## EXERCISE TASK
Collect every line in the records below that contains the word "JSON".

==========

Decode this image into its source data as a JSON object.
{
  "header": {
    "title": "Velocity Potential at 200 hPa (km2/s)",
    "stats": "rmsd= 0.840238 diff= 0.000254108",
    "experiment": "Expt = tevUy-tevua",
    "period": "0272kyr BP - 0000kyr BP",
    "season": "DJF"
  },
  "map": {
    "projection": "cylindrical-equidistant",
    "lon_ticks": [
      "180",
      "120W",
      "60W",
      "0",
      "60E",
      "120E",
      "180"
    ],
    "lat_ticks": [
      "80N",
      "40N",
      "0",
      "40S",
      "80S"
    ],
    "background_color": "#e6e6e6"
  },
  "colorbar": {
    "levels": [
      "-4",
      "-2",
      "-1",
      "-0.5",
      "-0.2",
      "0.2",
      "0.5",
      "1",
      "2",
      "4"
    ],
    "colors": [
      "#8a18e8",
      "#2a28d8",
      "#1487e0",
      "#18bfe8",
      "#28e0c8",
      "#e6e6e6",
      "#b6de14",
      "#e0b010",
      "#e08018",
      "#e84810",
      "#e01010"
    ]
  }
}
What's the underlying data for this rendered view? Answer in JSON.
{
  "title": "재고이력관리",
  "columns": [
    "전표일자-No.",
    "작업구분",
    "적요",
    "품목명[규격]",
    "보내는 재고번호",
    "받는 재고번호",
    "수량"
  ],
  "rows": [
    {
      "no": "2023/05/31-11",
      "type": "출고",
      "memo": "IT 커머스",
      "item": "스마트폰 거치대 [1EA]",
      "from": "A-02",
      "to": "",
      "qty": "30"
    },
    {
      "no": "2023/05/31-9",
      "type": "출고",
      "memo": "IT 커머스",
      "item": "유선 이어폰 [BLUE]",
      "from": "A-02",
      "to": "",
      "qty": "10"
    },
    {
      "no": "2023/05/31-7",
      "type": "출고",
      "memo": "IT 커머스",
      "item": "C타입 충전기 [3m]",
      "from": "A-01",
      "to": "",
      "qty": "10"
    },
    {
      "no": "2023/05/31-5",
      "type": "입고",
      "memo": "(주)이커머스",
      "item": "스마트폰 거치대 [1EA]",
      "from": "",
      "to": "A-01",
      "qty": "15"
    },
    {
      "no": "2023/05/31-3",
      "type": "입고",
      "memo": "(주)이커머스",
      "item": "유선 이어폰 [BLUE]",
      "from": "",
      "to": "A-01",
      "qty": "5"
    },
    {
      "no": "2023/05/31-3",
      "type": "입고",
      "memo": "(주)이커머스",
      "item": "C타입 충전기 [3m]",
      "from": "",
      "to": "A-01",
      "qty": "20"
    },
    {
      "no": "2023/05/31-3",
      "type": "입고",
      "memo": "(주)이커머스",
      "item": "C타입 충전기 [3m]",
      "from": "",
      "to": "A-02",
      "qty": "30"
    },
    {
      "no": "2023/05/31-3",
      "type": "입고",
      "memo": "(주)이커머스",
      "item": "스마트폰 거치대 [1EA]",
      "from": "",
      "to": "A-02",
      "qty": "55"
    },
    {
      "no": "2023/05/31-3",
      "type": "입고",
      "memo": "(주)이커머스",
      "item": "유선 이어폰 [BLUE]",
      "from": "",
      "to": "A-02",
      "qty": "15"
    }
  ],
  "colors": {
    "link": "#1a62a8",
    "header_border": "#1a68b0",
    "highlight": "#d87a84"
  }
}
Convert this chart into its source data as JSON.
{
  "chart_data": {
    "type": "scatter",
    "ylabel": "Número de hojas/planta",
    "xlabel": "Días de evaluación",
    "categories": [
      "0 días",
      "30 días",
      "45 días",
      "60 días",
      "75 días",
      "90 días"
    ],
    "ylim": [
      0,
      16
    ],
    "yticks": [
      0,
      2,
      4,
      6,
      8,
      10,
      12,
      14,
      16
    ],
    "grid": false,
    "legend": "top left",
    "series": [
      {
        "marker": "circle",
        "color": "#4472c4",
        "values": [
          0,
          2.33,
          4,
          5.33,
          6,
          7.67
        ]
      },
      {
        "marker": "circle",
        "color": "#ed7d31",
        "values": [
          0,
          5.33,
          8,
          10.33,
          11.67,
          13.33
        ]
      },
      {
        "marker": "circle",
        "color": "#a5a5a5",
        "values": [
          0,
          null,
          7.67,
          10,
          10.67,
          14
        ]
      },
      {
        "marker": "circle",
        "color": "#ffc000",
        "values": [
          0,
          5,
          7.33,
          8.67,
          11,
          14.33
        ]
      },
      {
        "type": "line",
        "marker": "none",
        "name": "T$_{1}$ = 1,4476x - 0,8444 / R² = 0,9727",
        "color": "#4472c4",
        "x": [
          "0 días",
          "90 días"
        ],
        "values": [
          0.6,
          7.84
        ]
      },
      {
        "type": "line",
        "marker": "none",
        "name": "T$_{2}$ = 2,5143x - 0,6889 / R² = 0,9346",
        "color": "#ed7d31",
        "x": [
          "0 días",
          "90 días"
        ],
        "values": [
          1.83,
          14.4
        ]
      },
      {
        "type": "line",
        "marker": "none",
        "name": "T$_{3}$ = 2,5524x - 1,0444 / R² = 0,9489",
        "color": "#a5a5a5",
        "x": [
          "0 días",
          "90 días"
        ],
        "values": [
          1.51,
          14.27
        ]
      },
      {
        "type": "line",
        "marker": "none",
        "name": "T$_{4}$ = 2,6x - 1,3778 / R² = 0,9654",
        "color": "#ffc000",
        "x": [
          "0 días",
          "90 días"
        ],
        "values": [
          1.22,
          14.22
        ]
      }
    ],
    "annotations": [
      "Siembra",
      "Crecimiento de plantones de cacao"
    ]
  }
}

==========

## TASK ANSWER
Decode this image into its source data as a JSON object.
What's the underlying data for this rendered view? Answer in JSON.
Convert this chart into its source data as JSON.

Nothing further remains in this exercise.